The answer is a single number: how many lines hold the string "Default".

Dataset records on visual material:
---------------
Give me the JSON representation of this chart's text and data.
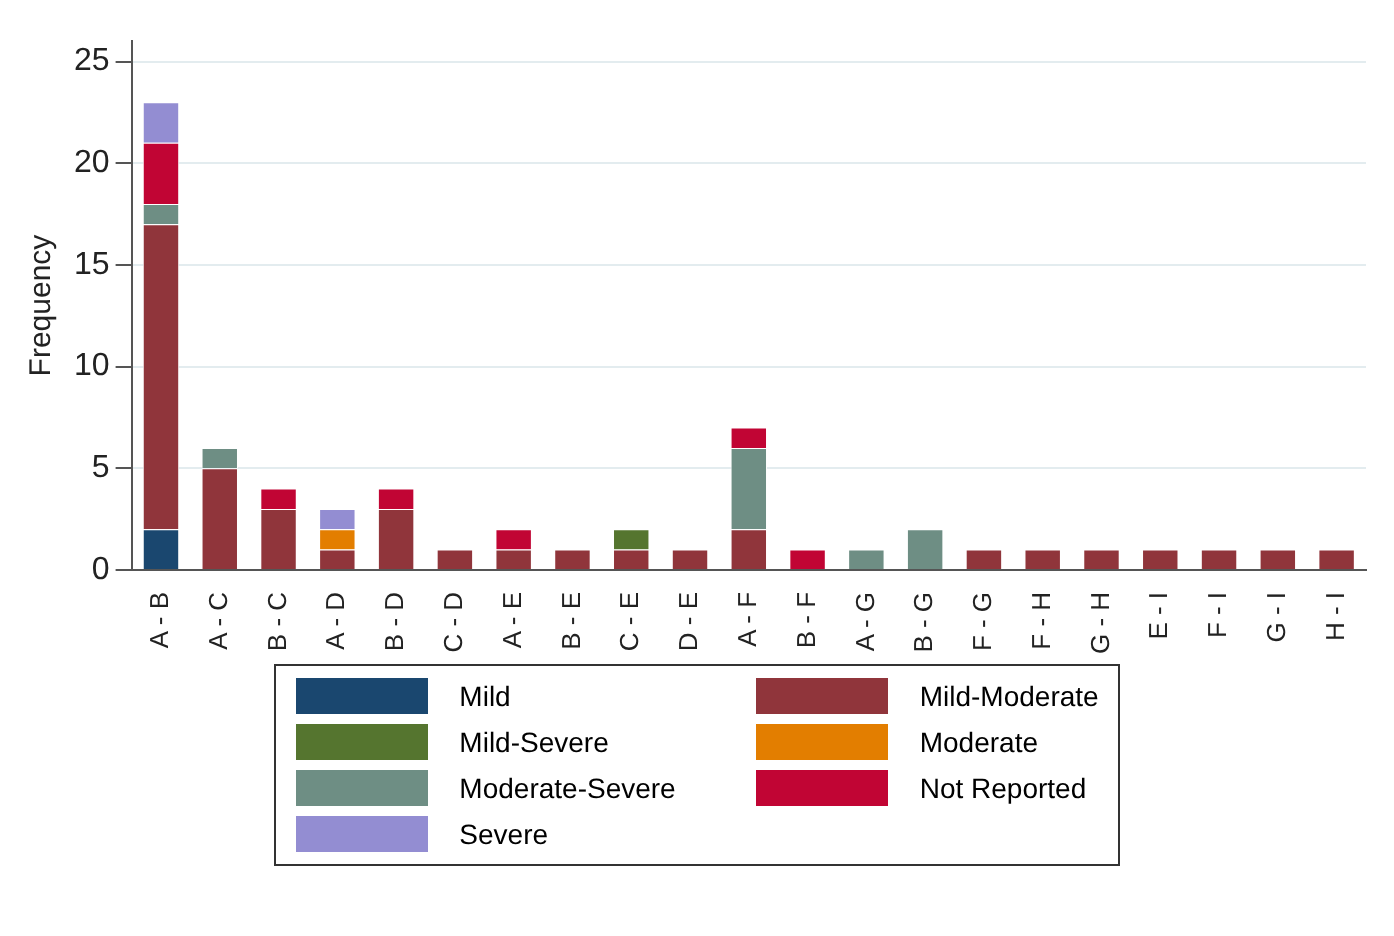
{
  "chart_data": {
    "type": "bar",
    "stacked": true,
    "ylabel": "Frequency",
    "ylim": [
      0,
      26
    ],
    "yticks": [
      0,
      5,
      10,
      15,
      20,
      25
    ],
    "grid": "y",
    "legend": "bottom",
    "categories": [
      "A - B",
      "A - C",
      "B - C",
      "A - D",
      "B - D",
      "C - D",
      "A - E",
      "B - E",
      "C - E",
      "D - E",
      "A - F",
      "B - F",
      "A - G",
      "B - G",
      "F - G",
      "F - H",
      "G - H",
      "E - I",
      "F - I",
      "G - I",
      "H - I"
    ],
    "series": [
      {
        "name": "Mild",
        "color": "#1a476f",
        "values": [
          2,
          0,
          0,
          0,
          0,
          0,
          0,
          0,
          0,
          0,
          0,
          0,
          0,
          0,
          0,
          0,
          0,
          0,
          0,
          0,
          0
        ]
      },
      {
        "name": "Mild-Moderate",
        "color": "#90353b",
        "values": [
          15,
          5,
          3,
          1,
          3,
          1,
          1,
          1,
          1,
          1,
          2,
          0,
          0,
          0,
          1,
          1,
          1,
          1,
          1,
          1,
          1
        ]
      },
      {
        "name": "Mild-Severe",
        "color": "#55752f",
        "values": [
          0,
          0,
          0,
          0,
          0,
          0,
          0,
          0,
          1,
          0,
          0,
          0,
          0,
          0,
          0,
          0,
          0,
          0,
          0,
          0,
          0
        ]
      },
      {
        "name": "Moderate",
        "color": "#e37e00",
        "values": [
          0,
          0,
          0,
          1,
          0,
          0,
          0,
          0,
          0,
          0,
          0,
          0,
          0,
          0,
          0,
          0,
          0,
          0,
          0,
          0,
          0
        ]
      },
      {
        "name": "Moderate-Severe",
        "color": "#6e8e84",
        "values": [
          1,
          1,
          0,
          0,
          0,
          0,
          0,
          0,
          0,
          0,
          4,
          0,
          1,
          2,
          0,
          0,
          0,
          0,
          0,
          0,
          0
        ]
      },
      {
        "name": "Not Reported",
        "color": "#c10534",
        "values": [
          3,
          0,
          1,
          0,
          1,
          0,
          1,
          0,
          0,
          0,
          1,
          1,
          0,
          0,
          0,
          0,
          0,
          0,
          0,
          0,
          0
        ]
      },
      {
        "name": "Severe",
        "color": "#938dd2",
        "values": [
          2,
          0,
          0,
          1,
          0,
          0,
          0,
          0,
          0,
          0,
          0,
          0,
          0,
          0,
          0,
          0,
          0,
          0,
          0,
          0,
          0
        ]
      }
    ]
  }
}
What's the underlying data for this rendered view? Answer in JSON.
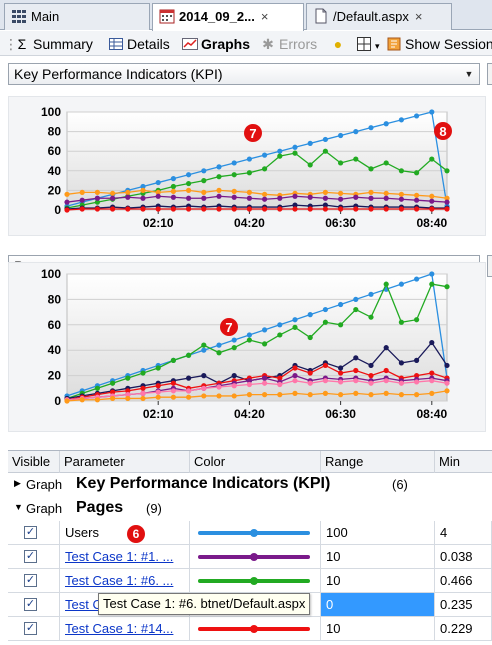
{
  "tabs": [
    {
      "label": "Main",
      "icon": "grid-icon"
    },
    {
      "label": "2014_09_2...",
      "icon": "calendar-icon",
      "active": true,
      "close": "×"
    },
    {
      "label": "/Default.aspx",
      "icon": "page-icon",
      "close": "×"
    }
  ],
  "toolbar": {
    "summary": "Summary",
    "details": "Details",
    "graphs": "Graphs",
    "errors": "Errors",
    "show_session": "Show Session"
  },
  "select1": {
    "value": "Key Performance Indicators (KPI)"
  },
  "select2": {
    "value": "Pages"
  },
  "colors": {
    "users": "#2b8fe0",
    "green": "#22aa22",
    "orange": "#ff9a1a",
    "purple": "#7a1a8a",
    "navy": "#1a1a5a",
    "red": "#ee1111",
    "pink": "#ff77aa",
    "badge": "#e11010"
  },
  "chart_data": [
    {
      "type": "line",
      "x_ticks": [
        "02:10",
        "04:20",
        "06:30",
        "08:40"
      ],
      "ylim": [
        0,
        100
      ],
      "y_ticks": [
        "100",
        "80",
        "60",
        "40",
        "20",
        "0"
      ],
      "markers": [
        "7",
        "8"
      ],
      "series": [
        {
          "color_key": "users",
          "values": [
            4,
            8,
            12,
            16,
            20,
            24,
            28,
            32,
            36,
            40,
            44,
            48,
            52,
            56,
            60,
            64,
            68,
            72,
            76,
            80,
            84,
            88,
            92,
            96,
            100,
            4
          ]
        },
        {
          "color_key": "green",
          "values": [
            2,
            5,
            8,
            11,
            14,
            17,
            20,
            24,
            27,
            30,
            34,
            36,
            38,
            42,
            55,
            58,
            46,
            60,
            48,
            52,
            42,
            48,
            40,
            38,
            52,
            40
          ]
        },
        {
          "color_key": "orange",
          "values": [
            16,
            18,
            18,
            17,
            18,
            20,
            18,
            19,
            20,
            18,
            20,
            19,
            18,
            16,
            15,
            17,
            16,
            18,
            17,
            16,
            18,
            17,
            16,
            15,
            14,
            12
          ]
        },
        {
          "color_key": "purple",
          "values": [
            8,
            10,
            12,
            12,
            13,
            12,
            14,
            13,
            12,
            12,
            14,
            13,
            12,
            11,
            12,
            14,
            13,
            12,
            11,
            13,
            12,
            12,
            11,
            10,
            9,
            8
          ]
        },
        {
          "color_key": "navy",
          "values": [
            1,
            2,
            2,
            3,
            2,
            3,
            4,
            3,
            4,
            3,
            4,
            3,
            3,
            3,
            3,
            5,
            4,
            5,
            3,
            4,
            3,
            3,
            3,
            3,
            2,
            2
          ]
        },
        {
          "color_key": "red",
          "values": [
            0,
            1,
            1,
            1,
            1,
            1,
            1,
            1,
            1,
            1,
            1,
            1,
            1,
            1,
            1,
            1,
            1,
            1,
            1,
            1,
            1,
            1,
            1,
            1,
            1,
            1
          ]
        }
      ]
    },
    {
      "type": "line",
      "x_ticks": [
        "02:10",
        "04:20",
        "06:30",
        "08:40"
      ],
      "ylim": [
        0,
        100
      ],
      "y_ticks": [
        "100",
        "80",
        "60",
        "40",
        "20",
        "0"
      ],
      "markers": [
        "7"
      ],
      "series": [
        {
          "color_key": "users",
          "values": [
            4,
            8,
            12,
            16,
            20,
            24,
            28,
            32,
            36,
            40,
            44,
            48,
            52,
            56,
            60,
            64,
            68,
            72,
            76,
            80,
            84,
            88,
            92,
            96,
            100,
            18
          ]
        },
        {
          "color_key": "green",
          "values": [
            2,
            6,
            10,
            14,
            18,
            22,
            26,
            32,
            36,
            44,
            38,
            42,
            48,
            45,
            52,
            58,
            50,
            62,
            60,
            72,
            66,
            92,
            62,
            64,
            92,
            90
          ]
        },
        {
          "color_key": "navy",
          "values": [
            2,
            4,
            6,
            8,
            10,
            12,
            14,
            16,
            18,
            20,
            14,
            20,
            16,
            18,
            20,
            28,
            24,
            30,
            26,
            34,
            28,
            42,
            30,
            32,
            46,
            28
          ]
        },
        {
          "color_key": "red",
          "values": [
            1,
            3,
            5,
            7,
            8,
            10,
            12,
            14,
            10,
            12,
            14,
            16,
            18,
            20,
            18,
            26,
            22,
            28,
            22,
            24,
            20,
            24,
            18,
            20,
            22,
            18
          ]
        },
        {
          "color_key": "purple",
          "values": [
            1,
            2,
            3,
            4,
            5,
            6,
            8,
            10,
            8,
            10,
            12,
            14,
            16,
            18,
            15,
            20,
            16,
            18,
            17,
            18,
            16,
            18,
            16,
            17,
            18,
            16
          ]
        },
        {
          "color_key": "pink",
          "values": [
            1,
            2,
            3,
            4,
            5,
            6,
            7,
            8,
            8,
            10,
            11,
            12,
            13,
            14,
            13,
            16,
            14,
            16,
            15,
            16,
            14,
            16,
            14,
            15,
            16,
            14
          ]
        },
        {
          "color_key": "orange",
          "values": [
            0,
            1,
            1,
            2,
            2,
            2,
            3,
            3,
            3,
            4,
            4,
            4,
            5,
            5,
            5,
            6,
            5,
            6,
            5,
            6,
            5,
            6,
            5,
            5,
            6,
            8
          ]
        }
      ]
    }
  ],
  "grid": {
    "headers": [
      "Visible",
      "Parameter",
      "Color",
      "Range",
      "Min"
    ],
    "group_label": "Graph",
    "groups": [
      {
        "title": "Key Performance Indicators (KPI)",
        "count": "(6)",
        "expanded": false
      },
      {
        "title": "Pages",
        "count": "(9)",
        "expanded": true
      }
    ],
    "rows": [
      {
        "name": "Users",
        "link": false,
        "color_key": "users",
        "range": "100",
        "min": "4",
        "badge": "6"
      },
      {
        "name": "Test Case 1: #1. ...",
        "link": true,
        "color_key": "purple",
        "range": "10",
        "min": "0.038"
      },
      {
        "name": "Test Case 1: #6. ...",
        "link": true,
        "color_key": "green",
        "range": "10",
        "min": "0.466"
      },
      {
        "name": "Test C",
        "link": true,
        "color_key": "orange",
        "range": "0",
        "min": "0.235",
        "highlight": true
      },
      {
        "name": "Test Case 1: #14...",
        "link": true,
        "color_key": "red",
        "range": "10",
        "min": "0.229"
      }
    ],
    "check_mark": "✓"
  },
  "tooltip": "Test Case 1: #6. btnet/Default.aspx"
}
---------------
(WORKED ANSWER):
2